§ **Exercise directions**: Transcribe exactly the lines from the one holding "Convert this chart" to the end of the data below, including both of those lines and no others.

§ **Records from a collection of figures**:

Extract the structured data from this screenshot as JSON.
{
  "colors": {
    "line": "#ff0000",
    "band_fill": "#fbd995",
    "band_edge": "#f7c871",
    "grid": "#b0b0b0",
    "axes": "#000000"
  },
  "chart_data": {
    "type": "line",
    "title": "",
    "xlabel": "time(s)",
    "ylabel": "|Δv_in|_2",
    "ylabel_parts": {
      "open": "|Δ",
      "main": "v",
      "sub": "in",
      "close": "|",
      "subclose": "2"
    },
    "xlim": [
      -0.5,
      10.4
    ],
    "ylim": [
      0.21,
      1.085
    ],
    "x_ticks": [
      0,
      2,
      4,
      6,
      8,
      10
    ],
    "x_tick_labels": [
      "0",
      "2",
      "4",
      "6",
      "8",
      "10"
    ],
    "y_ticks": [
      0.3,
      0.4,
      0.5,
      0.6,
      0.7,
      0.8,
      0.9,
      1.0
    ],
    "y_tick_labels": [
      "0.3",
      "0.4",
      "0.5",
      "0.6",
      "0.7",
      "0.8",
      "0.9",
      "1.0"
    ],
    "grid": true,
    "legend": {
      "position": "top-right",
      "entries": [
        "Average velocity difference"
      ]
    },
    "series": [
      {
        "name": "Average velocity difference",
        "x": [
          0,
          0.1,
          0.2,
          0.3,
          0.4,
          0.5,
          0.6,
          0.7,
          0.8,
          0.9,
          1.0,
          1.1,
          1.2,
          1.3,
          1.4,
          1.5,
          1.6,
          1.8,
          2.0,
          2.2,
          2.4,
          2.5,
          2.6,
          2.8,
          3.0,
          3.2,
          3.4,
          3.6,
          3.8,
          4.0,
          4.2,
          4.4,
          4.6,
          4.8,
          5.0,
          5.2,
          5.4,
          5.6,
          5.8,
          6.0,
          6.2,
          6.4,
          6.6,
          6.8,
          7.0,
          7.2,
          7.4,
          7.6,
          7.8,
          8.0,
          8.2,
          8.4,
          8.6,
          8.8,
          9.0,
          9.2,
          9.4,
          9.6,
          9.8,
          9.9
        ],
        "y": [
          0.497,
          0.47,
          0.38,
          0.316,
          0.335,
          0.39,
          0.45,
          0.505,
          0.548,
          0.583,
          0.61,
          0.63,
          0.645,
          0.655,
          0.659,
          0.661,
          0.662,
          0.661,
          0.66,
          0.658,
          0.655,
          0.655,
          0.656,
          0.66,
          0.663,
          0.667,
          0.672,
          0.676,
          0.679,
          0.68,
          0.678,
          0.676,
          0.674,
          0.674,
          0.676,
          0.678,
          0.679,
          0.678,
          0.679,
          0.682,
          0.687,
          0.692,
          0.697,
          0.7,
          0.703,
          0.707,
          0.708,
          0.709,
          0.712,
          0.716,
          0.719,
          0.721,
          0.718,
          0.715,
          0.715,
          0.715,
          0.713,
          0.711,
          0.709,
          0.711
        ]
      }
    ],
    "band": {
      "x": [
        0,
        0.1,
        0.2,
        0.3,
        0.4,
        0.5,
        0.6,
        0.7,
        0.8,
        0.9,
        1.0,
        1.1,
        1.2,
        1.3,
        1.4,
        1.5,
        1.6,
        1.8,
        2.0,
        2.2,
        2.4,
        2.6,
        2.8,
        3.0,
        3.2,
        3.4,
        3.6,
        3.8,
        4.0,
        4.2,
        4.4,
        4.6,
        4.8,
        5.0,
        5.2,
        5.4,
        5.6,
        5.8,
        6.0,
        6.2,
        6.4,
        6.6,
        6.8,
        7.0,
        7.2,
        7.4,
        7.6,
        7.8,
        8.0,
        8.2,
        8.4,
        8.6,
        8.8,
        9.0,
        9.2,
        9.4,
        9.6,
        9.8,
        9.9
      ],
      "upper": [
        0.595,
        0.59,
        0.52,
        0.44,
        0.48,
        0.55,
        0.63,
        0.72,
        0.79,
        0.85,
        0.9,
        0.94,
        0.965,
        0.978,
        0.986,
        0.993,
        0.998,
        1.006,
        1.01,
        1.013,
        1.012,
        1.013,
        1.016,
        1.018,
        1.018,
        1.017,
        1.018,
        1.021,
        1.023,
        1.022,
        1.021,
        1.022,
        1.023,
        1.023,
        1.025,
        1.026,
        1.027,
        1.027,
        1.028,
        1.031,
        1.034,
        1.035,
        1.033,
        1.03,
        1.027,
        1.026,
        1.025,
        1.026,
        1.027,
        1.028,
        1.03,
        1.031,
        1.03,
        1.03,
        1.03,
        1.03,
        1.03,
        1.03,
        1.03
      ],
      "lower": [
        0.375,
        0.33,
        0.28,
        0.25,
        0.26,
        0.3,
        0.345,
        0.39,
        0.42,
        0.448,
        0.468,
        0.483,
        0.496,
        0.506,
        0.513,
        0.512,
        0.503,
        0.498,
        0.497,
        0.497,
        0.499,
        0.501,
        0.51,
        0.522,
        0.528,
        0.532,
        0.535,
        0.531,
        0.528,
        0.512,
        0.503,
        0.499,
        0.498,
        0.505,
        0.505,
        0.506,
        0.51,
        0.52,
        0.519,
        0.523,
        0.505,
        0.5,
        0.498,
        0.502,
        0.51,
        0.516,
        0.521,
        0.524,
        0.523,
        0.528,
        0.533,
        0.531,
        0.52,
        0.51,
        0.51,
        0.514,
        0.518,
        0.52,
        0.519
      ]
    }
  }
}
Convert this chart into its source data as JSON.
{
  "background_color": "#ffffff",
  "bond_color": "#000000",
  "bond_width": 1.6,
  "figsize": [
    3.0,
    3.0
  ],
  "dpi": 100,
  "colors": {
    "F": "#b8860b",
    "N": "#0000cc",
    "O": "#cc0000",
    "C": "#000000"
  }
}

§ **Exercise response**:
Convert this chart into its source data as JSON.
{
  "background_color": "#ffffff",
  "bond_color": "#000000",
  "bond_width": 1.6,
  "figsize": [
    3.0,
    3.0
  ],
  "dpi": 100,
  "colors": {
    "F": "#b8860b",
    "N": "#0000cc",
    "O": "#cc0000",
    "C": "#000000"
  }
}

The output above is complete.